Given exercise -> Report each line of the data that includes the word "Movies".

Data ->
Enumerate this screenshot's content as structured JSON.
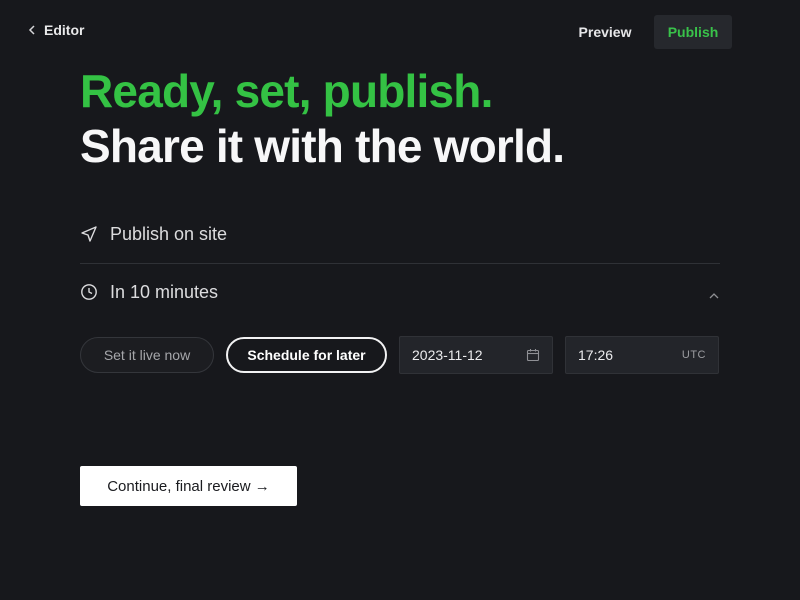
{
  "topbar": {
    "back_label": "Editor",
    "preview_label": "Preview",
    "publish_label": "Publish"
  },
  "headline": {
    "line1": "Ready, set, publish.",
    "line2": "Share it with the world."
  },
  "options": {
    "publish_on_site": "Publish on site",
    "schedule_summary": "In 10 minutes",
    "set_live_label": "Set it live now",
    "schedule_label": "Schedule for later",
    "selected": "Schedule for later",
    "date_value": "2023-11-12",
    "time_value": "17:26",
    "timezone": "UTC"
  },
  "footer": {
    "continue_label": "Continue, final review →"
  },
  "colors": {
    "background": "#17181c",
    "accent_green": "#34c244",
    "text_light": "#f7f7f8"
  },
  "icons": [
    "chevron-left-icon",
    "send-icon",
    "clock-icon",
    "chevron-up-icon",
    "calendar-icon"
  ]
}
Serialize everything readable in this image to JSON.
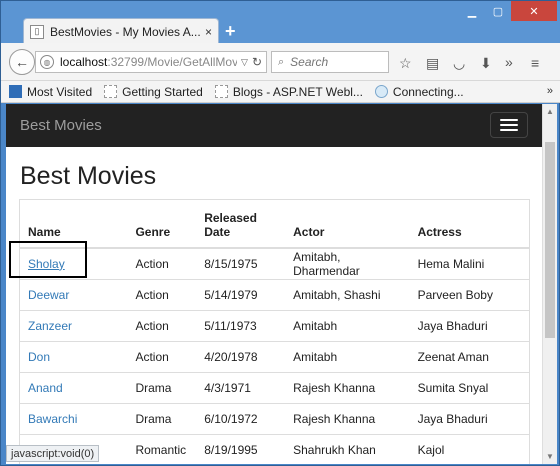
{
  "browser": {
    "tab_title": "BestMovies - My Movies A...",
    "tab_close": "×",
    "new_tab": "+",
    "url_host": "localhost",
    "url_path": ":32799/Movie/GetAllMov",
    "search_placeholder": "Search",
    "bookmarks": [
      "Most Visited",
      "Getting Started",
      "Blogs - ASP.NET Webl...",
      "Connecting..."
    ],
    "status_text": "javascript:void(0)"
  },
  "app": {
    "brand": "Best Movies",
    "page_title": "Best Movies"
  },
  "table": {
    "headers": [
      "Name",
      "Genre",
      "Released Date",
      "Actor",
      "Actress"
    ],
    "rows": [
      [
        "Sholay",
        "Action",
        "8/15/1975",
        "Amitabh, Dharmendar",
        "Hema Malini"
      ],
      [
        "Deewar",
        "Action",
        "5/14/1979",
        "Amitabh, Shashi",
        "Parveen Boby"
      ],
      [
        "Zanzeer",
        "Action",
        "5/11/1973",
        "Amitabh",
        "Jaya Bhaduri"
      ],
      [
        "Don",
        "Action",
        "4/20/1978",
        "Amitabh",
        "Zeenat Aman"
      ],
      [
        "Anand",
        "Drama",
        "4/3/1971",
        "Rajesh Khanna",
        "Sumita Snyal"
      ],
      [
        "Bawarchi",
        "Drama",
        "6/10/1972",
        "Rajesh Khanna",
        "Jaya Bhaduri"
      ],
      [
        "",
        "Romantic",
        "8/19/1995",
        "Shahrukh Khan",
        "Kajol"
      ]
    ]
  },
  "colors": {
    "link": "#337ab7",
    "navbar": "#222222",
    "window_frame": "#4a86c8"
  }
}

Written response ->
    "tab_title": "BestMovies - My Movies A...",
    "brand": "Best Movies",
    "page_title": "Best Movies"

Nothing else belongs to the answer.